Data items:
┌────────

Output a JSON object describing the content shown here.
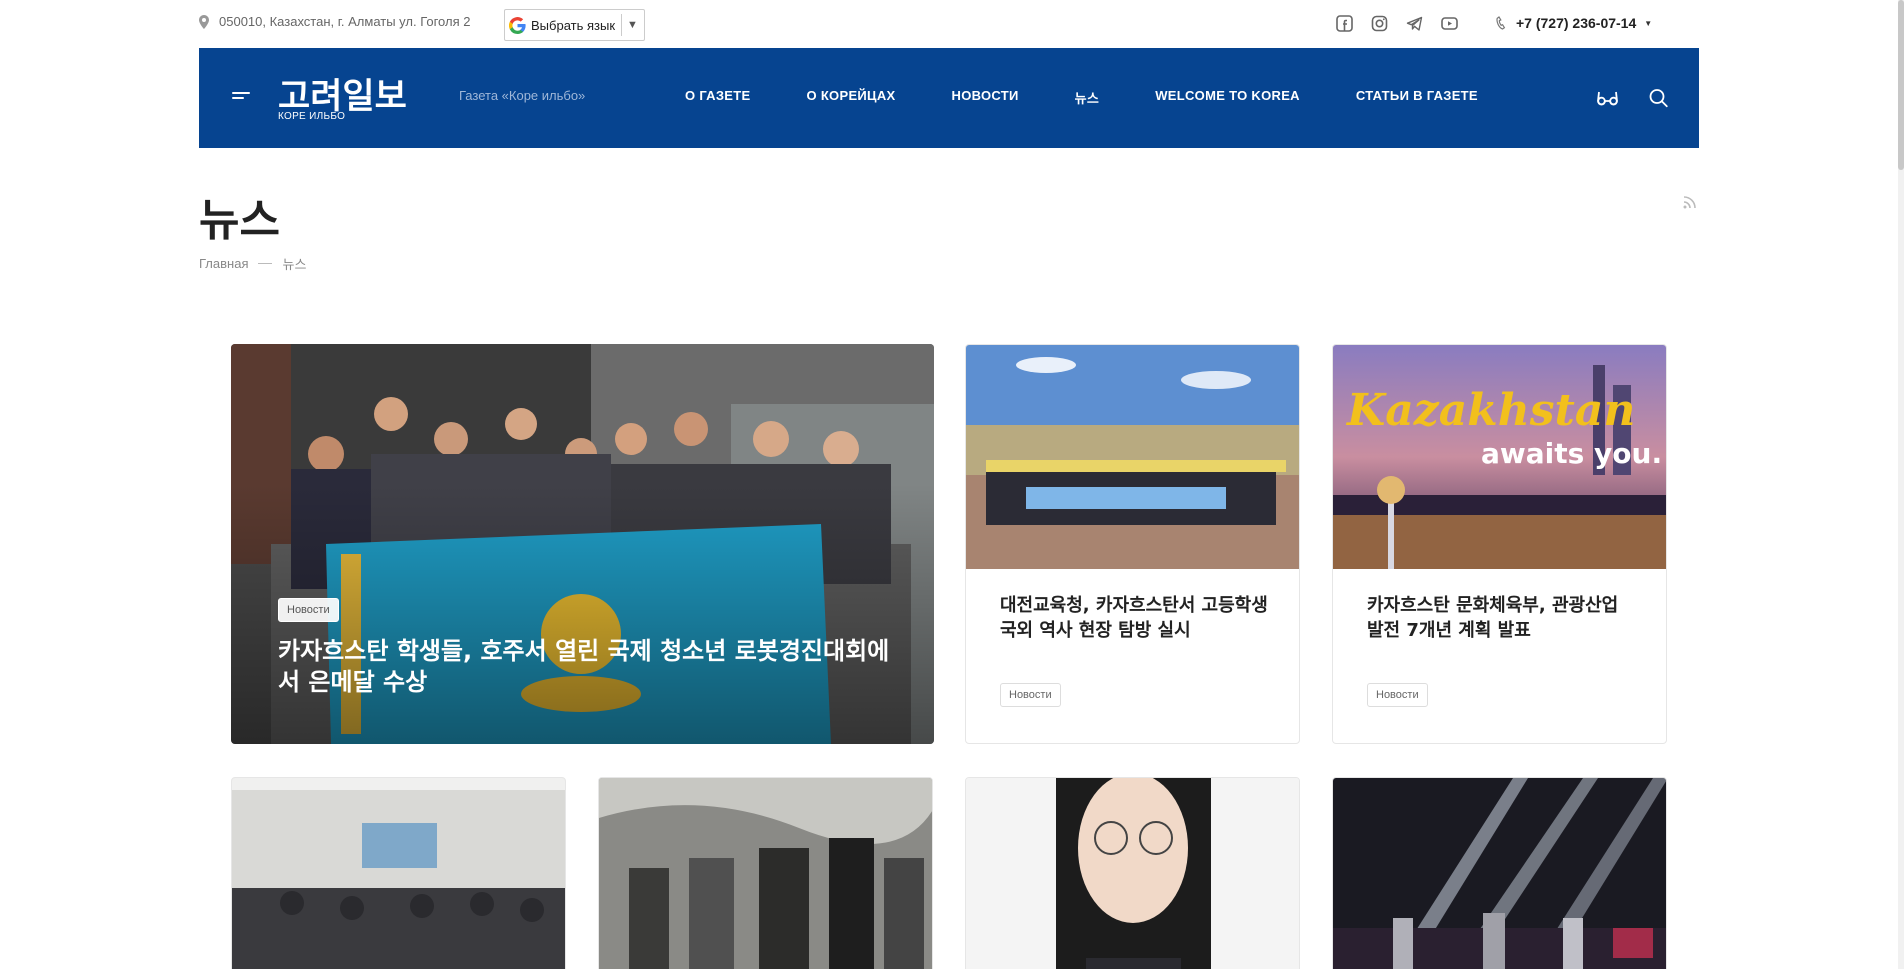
{
  "topbar": {
    "address": "050010, Казахстан, г. Алматы ул. Гоголя 2",
    "translate_label": "Выбрать язык",
    "phone": "+7 (727) 236-07-14",
    "socials": [
      "facebook-icon",
      "instagram-icon",
      "telegram-icon",
      "youtube-icon"
    ]
  },
  "header": {
    "logo_main": "고려일보",
    "logo_sub": "КОРЕ ИЛЬБО",
    "tagline": "Газета «Коре ильбо»",
    "nav": [
      {
        "label": "О ГАЗЕТЕ"
      },
      {
        "label": "О КОРЕЙЦАХ"
      },
      {
        "label": "НОВОСТИ"
      },
      {
        "label": "뉴스"
      },
      {
        "label": "WELCOME TO KOREA"
      },
      {
        "label": "СТАТЬИ В ГАЗЕТЕ"
      }
    ],
    "bg_color": "#064490"
  },
  "page": {
    "title": "뉴스",
    "breadcrumb": [
      "Главная",
      "뉴스"
    ]
  },
  "featured": {
    "tag": "Новости",
    "title": "카자흐스탄 학생들, 호주서 열린 국제 청소년 로봇경진대회에서 은메달 수상"
  },
  "cards": [
    {
      "title": "대전교육청, 카자흐스탄서 고등학생 국외 역사 현장 탐방 실시",
      "tag": "Новости"
    },
    {
      "title": "카자흐스탄 문화체육부, 관광산업 발전 7개년 계획 발표",
      "tag": "Новости",
      "image_text_1": "Kazakhstan",
      "image_text_2": "awaits you."
    }
  ]
}
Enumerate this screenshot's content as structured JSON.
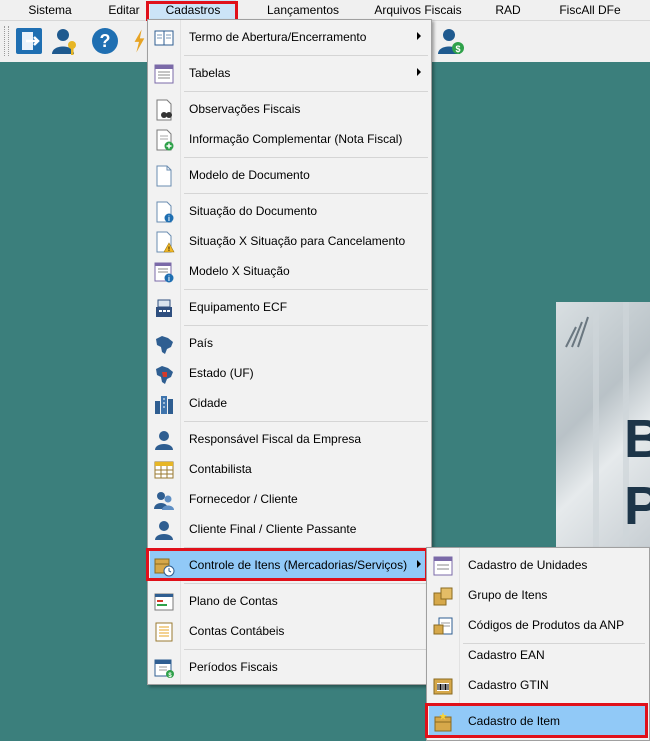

└────────

INSTRUCTION: Find all the lines containing "ГАЗЕТЕ" in the material, then copy them.

EXERCISE ANSWER:
        "label": "О ГАЗЕТЕ"
        "label": "СТАТЬИ В ГАЗЕТЕ"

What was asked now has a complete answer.